ИЗВЛЕЧЁННЫЙ ТЕКСТ ▸
══════════════════════════════

Ильин соглашался с тем, что написать роман в форме сказа и дать эпоху через восприятие старушки — весьма дерзкое решение. Прочитав присланные ему страницы, он заметил Шмелеву, что этот замысел «требует необычайно дифференцированного художественного созерцания»[416]. Ильин высказал Шмелеву замечания, которые тот принял с благодарностью. Например, надо сократить мотивы няниных рассказов. Далее: надо привести стиль в соответствие; поначалу нянин стиль несколько комичный, со словесной игрой, а потом он все более становится трагичным и спокойным. Ильин понимал всю сложность замысла: как прислуга, няня сплетничает о господах, и с точки зрения художественной образности этот мотив верен, но с точки зрения художественного предмета она — судья мира, в ней читатель слушает собственную совесть, и потому некоторые детали ее сплетничанья излишни. Шмелев согласился. Сам чувствовал излишнюю болтливость старухи, не один раз переписывал рукопись.
Роман уже был написан, а он все еще сомневался. Он и в 1935 году писал Ильину о том, что «Няня из Москвы» ему «не вдалась», что вышло «не то», что чего-то он «не одолел», что нянин сказ может скрыть неправду жизни, с которой они «никогда не примирятся»[417]. Это он о рассеянии русских по свету, их поиске утраченного. Он сомневался в самом выборе героини, ее соответствии романной идее. Но уж очень притягательной была мысль передать бытие через восприятие простой души. Образ няни для Шмелева был символом выброшенной в мир «бедной, сиротливой правды»[418] эмигрантов, через этот образ острее ощущается и мировая пустота.

══════════════════════════════

ИЗВЛЕЧЁННЫЕ ДАННЫЕ ▸
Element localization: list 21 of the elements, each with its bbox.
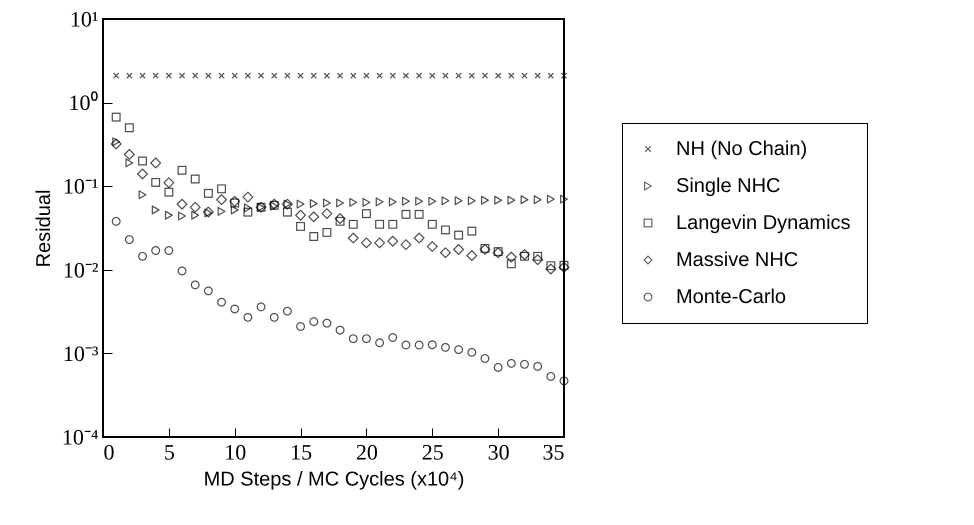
legend-label: Massive NHC — [676, 249, 798, 271]
y-tick-label: 10⁰ — [68, 90, 98, 116]
x-axis-title: MD Steps / MC Cycles (x10⁴) — [204, 468, 464, 490]
legend-label: NH (No Chain) — [676, 138, 808, 160]
y-tick-label: 10¹ — [70, 6, 98, 32]
y-axis-title: Residual — [32, 190, 55, 268]
x-tick-label: 25 — [422, 440, 444, 464]
y-tick-label: 10⁻³ — [62, 340, 99, 366]
x-tick-label: 10 — [224, 440, 246, 464]
x-tick-label: 35 — [542, 440, 564, 464]
x-tick-label: 30 — [488, 440, 510, 464]
x-tick-label: 20 — [356, 440, 378, 464]
legend-label: Langevin Dynamics — [676, 212, 851, 234]
x-tick-label: 5 — [164, 440, 175, 464]
y-tick-label: 10⁻¹ — [62, 174, 98, 199]
legend-label: Monte-Carlo — [676, 286, 786, 308]
x-tick-label: 15 — [290, 440, 312, 464]
x-tick-label: 0 — [104, 440, 114, 464]
y-tick-label: 10⁻² — [62, 257, 99, 282]
legend-label: Single NHC — [676, 175, 780, 197]
y-tick-label: 10⁻⁴ — [62, 424, 99, 450]
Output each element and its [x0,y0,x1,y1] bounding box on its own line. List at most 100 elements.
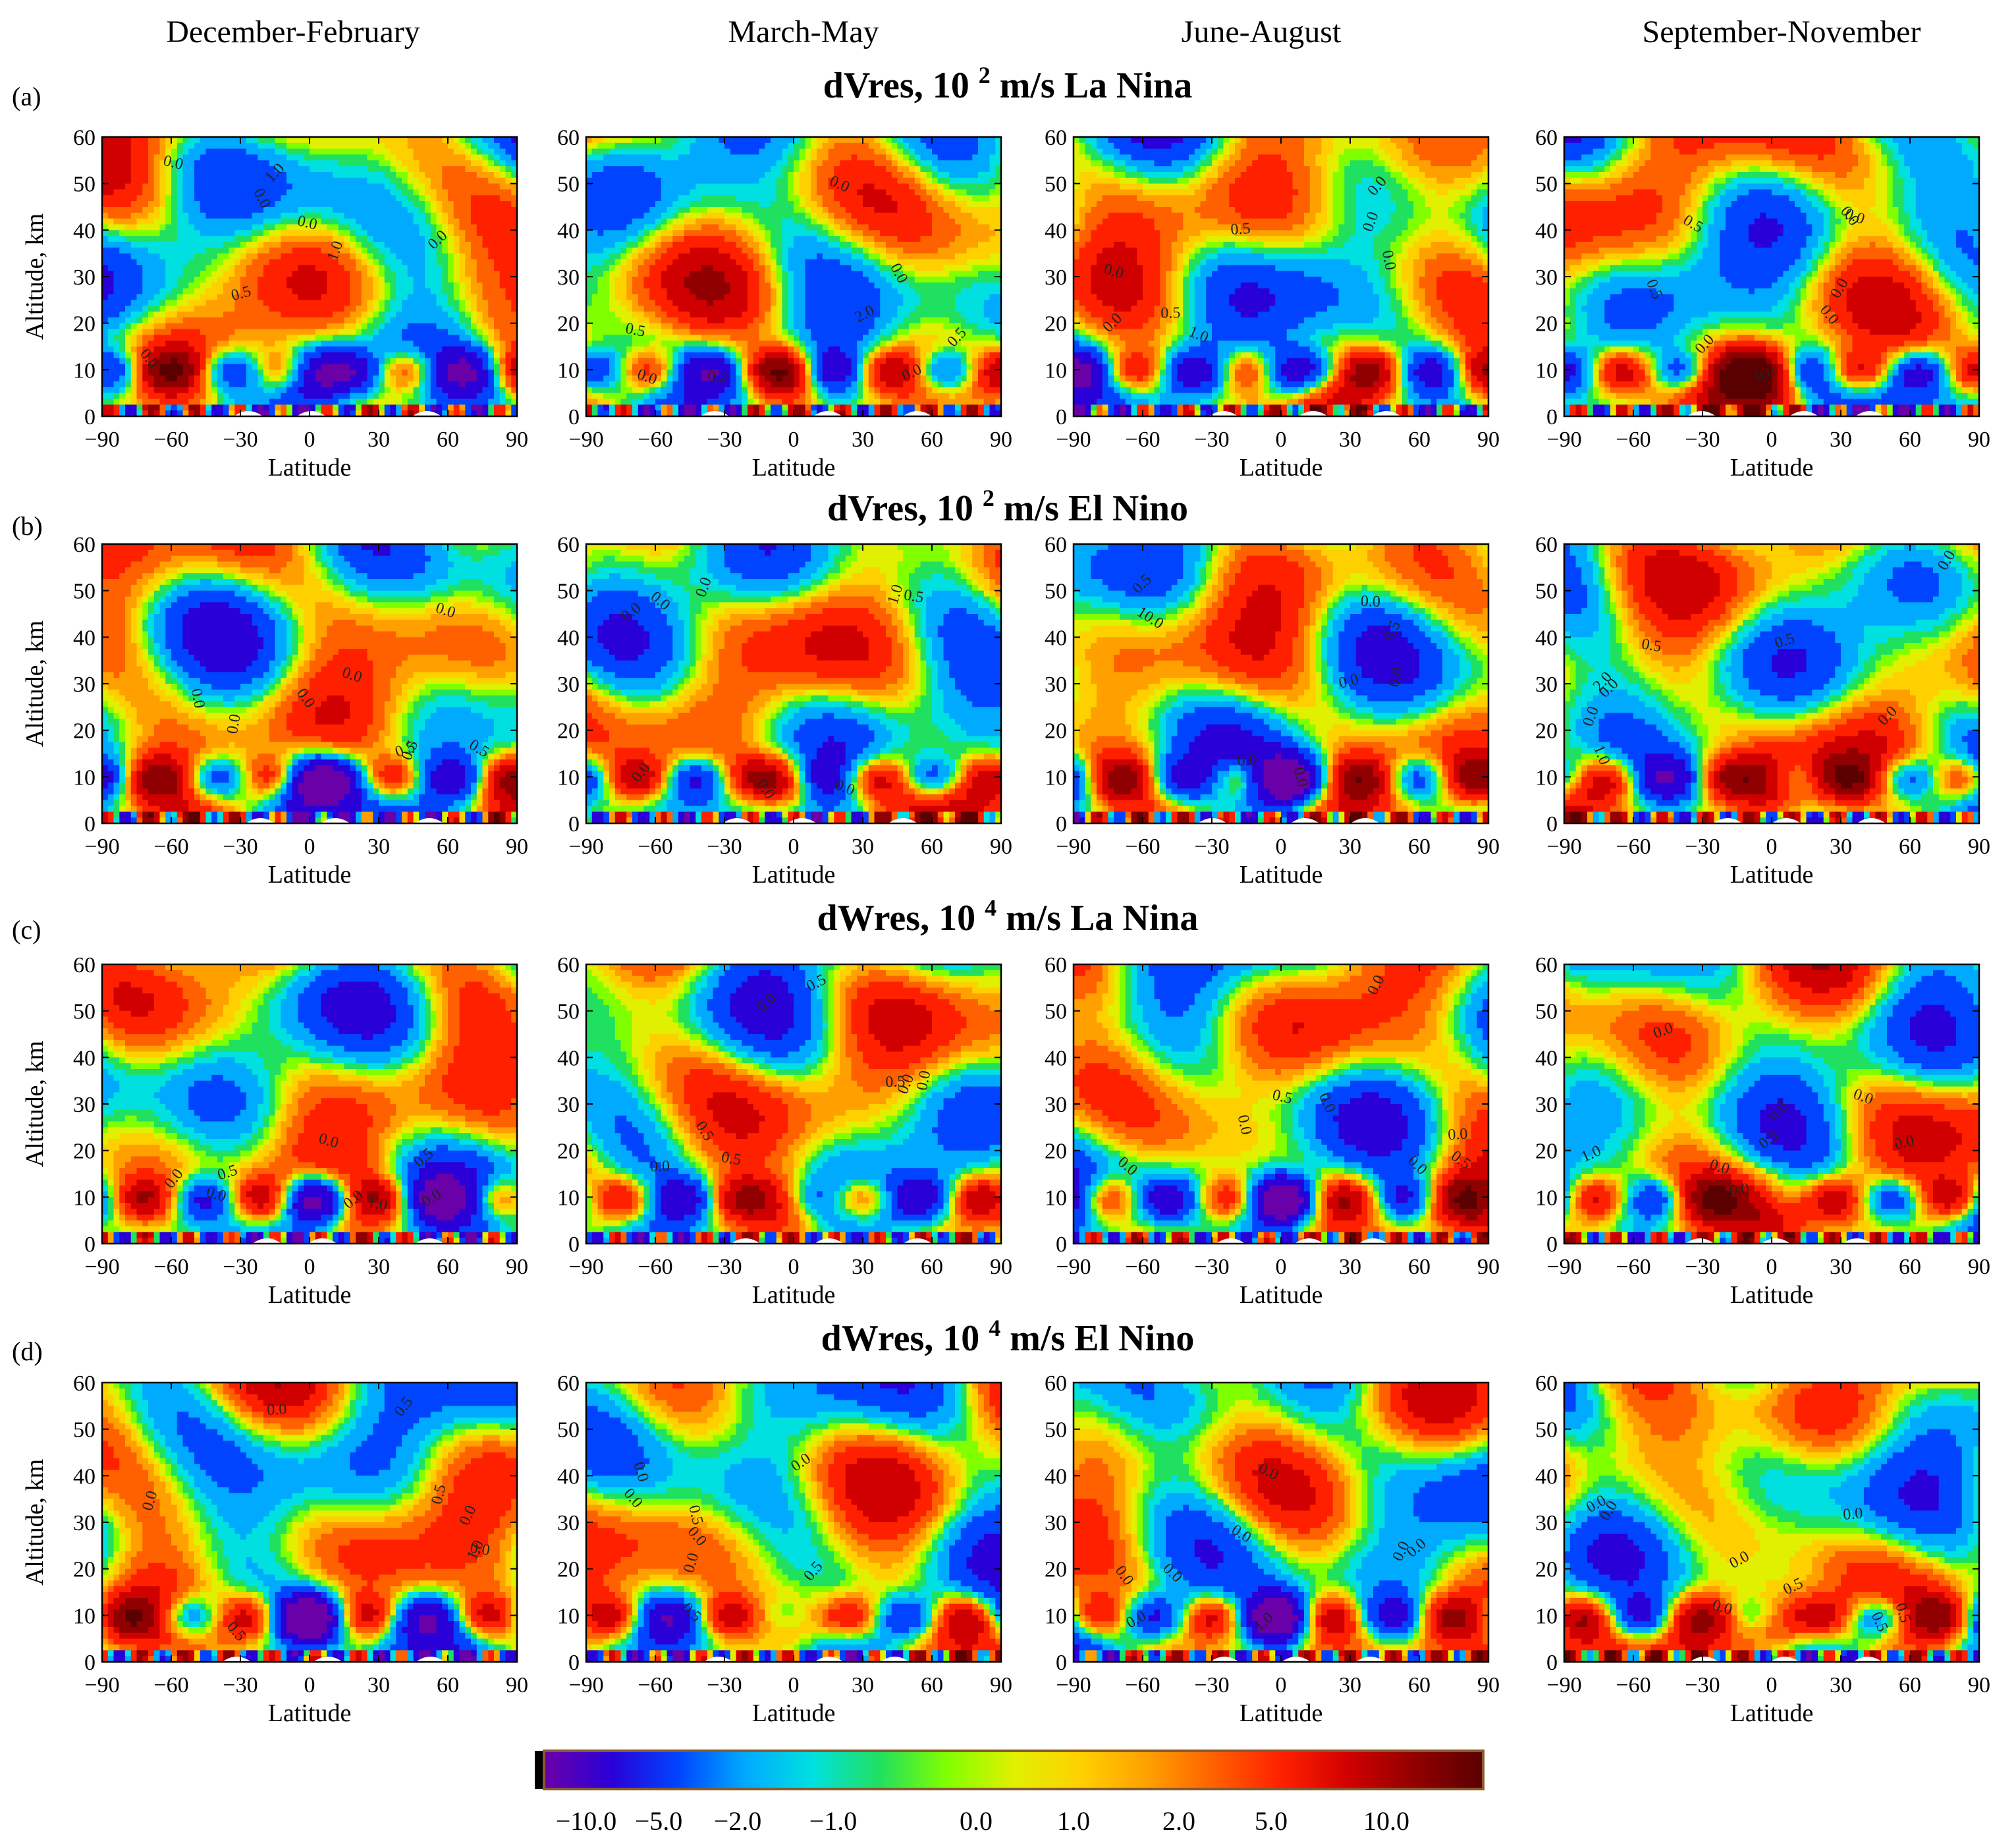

══════════════════════════════

ПИСЬМЕННОЕ ЗАДАНИЕ ▸
Выведите целиком, слово в слово, приведённый выше текст о том, как Шмелев работал над романом «Няня из Москвы».

ПИСЬМЕННЫЙ ОТВЕТ ▸
Ильин соглашался с тем, что написать роман в форме сказа и дать эпоху через восприятие старушки — весьма дерзкое решение. Прочитав присланные ему страницы, он заметил Шмелеву, что этот замысел «требует необычайно дифференцированного художественного созерцания»[416]. Ильин высказал Шмелеву замечания, которые тот принял с благодарностью. Например, надо сократить мотивы няниных рассказов. Далее: надо привести стиль в соответствие; поначалу нянин стиль несколько комичный, со словесной игрой, а потом он все более становится трагичным и спокойным. Ильин понимал всю сложность замысла: как прислуга, няня сплетничает о господах, и с точки зрения художественной образности этот мотив верен, но с точки зрения художественного предмета она — судья мира, в ней читатель слушает собственную совесть, и потому некоторые детали ее сплетничанья излишни. Шмелев согласился. Сам чувствовал излишнюю болтливость старухи, не один раз переписывал рукопись.
Роман уже был написан, а он все еще сомневался. Он и в 1935 году писал Ильину о том, что «Няня из Москвы» ему «не вдалась», что вышло «не то», что чего-то он «не одолел», что нянин сказ может скрыть неправду жизни, с которой они «никогда не примирятся»[417]. Это он о рассеянии русских по свету, их поиске утраченного. Он сомневался в самом выборе героини, ее соответствии романной идее. Но уж очень притягательной была мысль передать бытие через восприятие простой души. Образ няни для Шмелева был символом выброшенной в мир «бедной, сиротливой правды»[418] эмигрантов, через этот образ острее ощущается и мировая пустота.